Your task: Read the records below. Copy each line where the string "Добавьте" occurs.

Given data:
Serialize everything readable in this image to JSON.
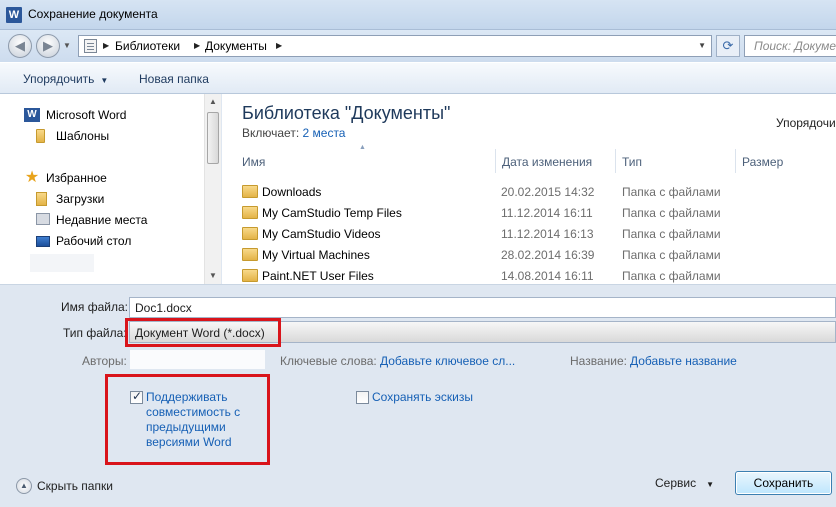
{
  "window": {
    "title": "Сохранение документа",
    "app_icon": "W"
  },
  "address": {
    "breadcrumbs": [
      "Библиотеки",
      "Документы"
    ],
    "search_placeholder": "Поиск: Документы"
  },
  "toolbar": {
    "organize_label": "Упорядочить",
    "new_folder_label": "Новая папка"
  },
  "nav": {
    "items": [
      {
        "label": "Microsoft Word",
        "icon": "word-icon"
      },
      {
        "label": "Шаблоны",
        "icon": "folder-icon"
      },
      {
        "label": "Избранное",
        "icon": "star-icon"
      },
      {
        "label": "Загрузки",
        "icon": "downloads-folder-icon"
      },
      {
        "label": "Недавние места",
        "icon": "recent-places-icon"
      },
      {
        "label": "Рабочий стол",
        "icon": "desktop-icon"
      }
    ]
  },
  "library": {
    "title": "Библиотека \"Документы\"",
    "includes_label": "Включает:",
    "includes_link": "2 места",
    "arrange_label": "Упорядочи"
  },
  "columns": {
    "name": "Имя",
    "date": "Дата изменения",
    "type": "Тип",
    "size": "Размер"
  },
  "files": [
    {
      "name": "Downloads",
      "date": "20.02.2015 14:32",
      "type": "Папка с файлами"
    },
    {
      "name": "My CamStudio Temp Files",
      "date": "11.12.2014 16:11",
      "type": "Папка с файлами"
    },
    {
      "name": "My CamStudio Videos",
      "date": "11.12.2014 16:13",
      "type": "Папка с файлами"
    },
    {
      "name": "My Virtual Machines",
      "date": "28.02.2014 16:39",
      "type": "Папка с файлами"
    },
    {
      "name": "Paint.NET User Files",
      "date": "14.08.2014 16:11",
      "type": "Папка с файлами"
    }
  ],
  "form": {
    "filename_label": "Имя файла:",
    "filename_value": "Doc1.docx",
    "filetype_label": "Тип файла:",
    "filetype_value": "Документ Word (*.docx)",
    "authors_label": "Авторы:",
    "authors_value": "",
    "keywords_label": "Ключевые слова:",
    "keywords_link": "Добавьте ключевое сл...",
    "title_label": "Название:",
    "title_link": "Добавьте название",
    "compat_label": "Поддерживать совместимость с предыдущими версиями Word",
    "compat_checked": true,
    "thumbnails_label": "Сохранять эскизы",
    "thumbnails_checked": false,
    "hide_folders_label": "Скрыть папки",
    "service_label": "Сервис",
    "save_label": "Сохранить"
  },
  "colors": {
    "highlight": "#d9141b",
    "link": "#1660b5",
    "library_title": "#1e395b"
  }
}
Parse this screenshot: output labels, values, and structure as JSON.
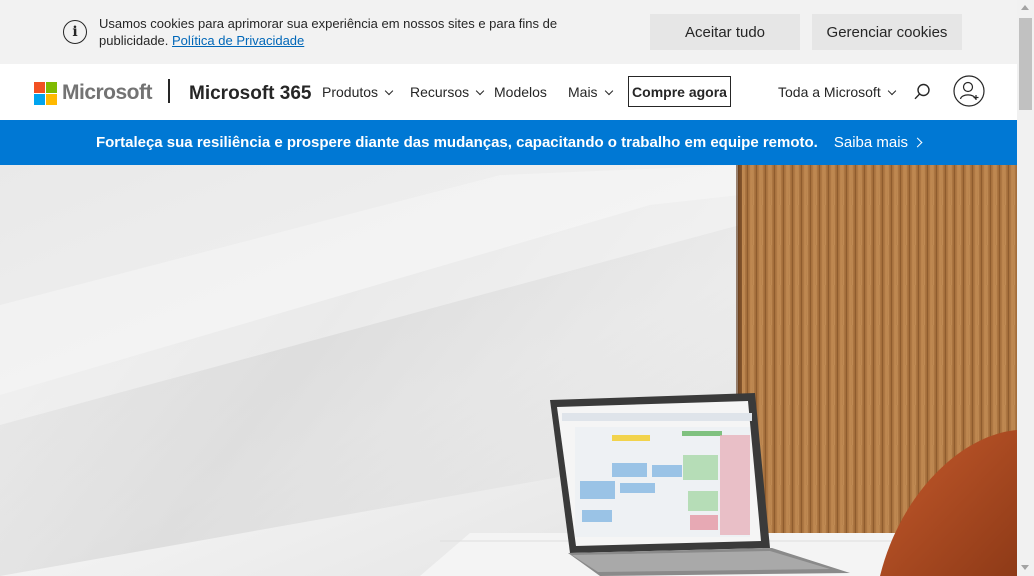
{
  "cookie_banner": {
    "message": "Usamos cookies para aprimorar sua experiência em nossos sites e para fins de publicidade.",
    "privacy_link": "Política de Privacidade",
    "accept_label": "Aceitar tudo",
    "manage_label": "Gerenciar cookies"
  },
  "header": {
    "brand": "Microsoft",
    "product": "Microsoft 365",
    "nav": {
      "products": "Produtos",
      "resources": "Recursos",
      "templates": "Modelos",
      "more": "Mais"
    },
    "buy_label": "Compre agora",
    "all_microsoft": "Toda a Microsoft"
  },
  "promo": {
    "text": "Fortaleça sua resiliência e prospere diante das mudanças, capacitando o trabalho em equipe remoto.",
    "link": "Saiba mais"
  },
  "colors": {
    "accent": "#0078d4",
    "link": "#0067b8",
    "logo_red": "#f25022",
    "logo_green": "#7fba00",
    "logo_blue": "#00a4ef",
    "logo_yellow": "#ffb900"
  }
}
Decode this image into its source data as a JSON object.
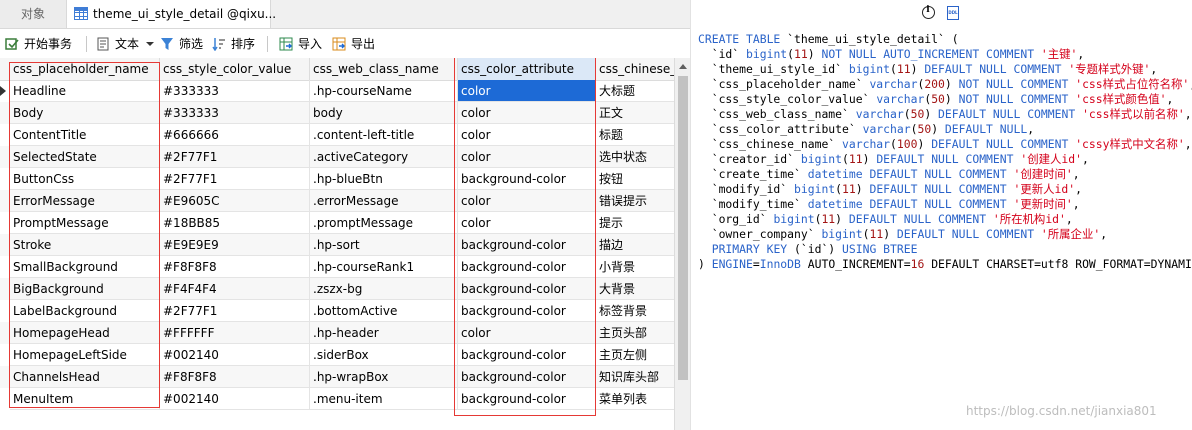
{
  "tabs": [
    {
      "label": "对象"
    },
    {
      "label": "theme_ui_style_detail @qixu..."
    }
  ],
  "toolbar": {
    "begin_tx": "开始事务",
    "text": "文本",
    "filter": "筛选",
    "sort": "排序",
    "import": "导入",
    "export": "导出"
  },
  "grid": {
    "columns": [
      "css_placeholder_name",
      "css_style_color_value",
      "css_web_class_name",
      "css_color_attribute",
      "css_chinese_name"
    ],
    "rows": [
      [
        "Headline",
        "#333333",
        ".hp-courseName",
        "color",
        "大标题"
      ],
      [
        "Body",
        "#333333",
        "body",
        "color",
        "正文"
      ],
      [
        "ContentTitle",
        "#666666",
        ".content-left-title",
        "color",
        "标题"
      ],
      [
        "SelectedState",
        "#2F77F1",
        ".activeCategory",
        "color",
        "选中状态"
      ],
      [
        "ButtonCss",
        "#2F77F1",
        ".hp-blueBtn",
        "background-color",
        "按钮"
      ],
      [
        "ErrorMessage",
        "#E9605C",
        ".errorMessage",
        "color",
        "错误提示"
      ],
      [
        "PromptMessage",
        "#18BB85",
        ".promptMessage",
        "color",
        "提示"
      ],
      [
        "Stroke",
        "#E9E9E9",
        ".hp-sort",
        "background-color",
        "描边"
      ],
      [
        "SmallBackground",
        "#F8F8F8",
        ".hp-courseRank1",
        "background-color",
        "小背景"
      ],
      [
        "BigBackground",
        "#F4F4F4",
        ".zszx-bg",
        "background-color",
        "大背景"
      ],
      [
        "LabelBackground",
        "#2F77F1",
        ".bottomActive",
        "background-color",
        "标签背景"
      ],
      [
        "HomepageHead",
        "#FFFFFF",
        ".hp-header",
        "color",
        "主页头部"
      ],
      [
        "HomepageLeftSide",
        "#002140",
        ".siderBox",
        "background-color",
        "主页左侧"
      ],
      [
        "ChannelsHead",
        "#F8F8F8",
        ".hp-wrapBox",
        "background-color",
        "知识库头部"
      ],
      [
        "MenuItem",
        "#002140",
        ".menu-item",
        "background-color",
        "菜单列表"
      ]
    ]
  },
  "ddl": {
    "watermark": "https://blog.csdn.net/jianxia801"
  },
  "colors": {
    "keyword": "#2a63c9",
    "string": "#d4001a",
    "selection": "#1d6ad6",
    "highlight_box": "#e53935"
  }
}
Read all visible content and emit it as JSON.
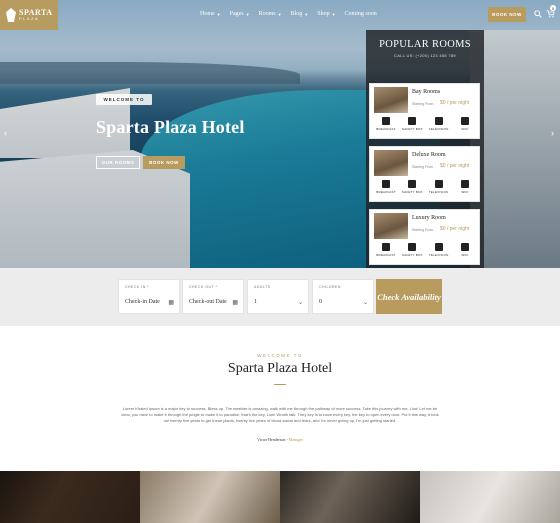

Solution for this exercise:
    "keywords_link": "Добавьте ключевое сл...",
    "title_link": "Добавьте название",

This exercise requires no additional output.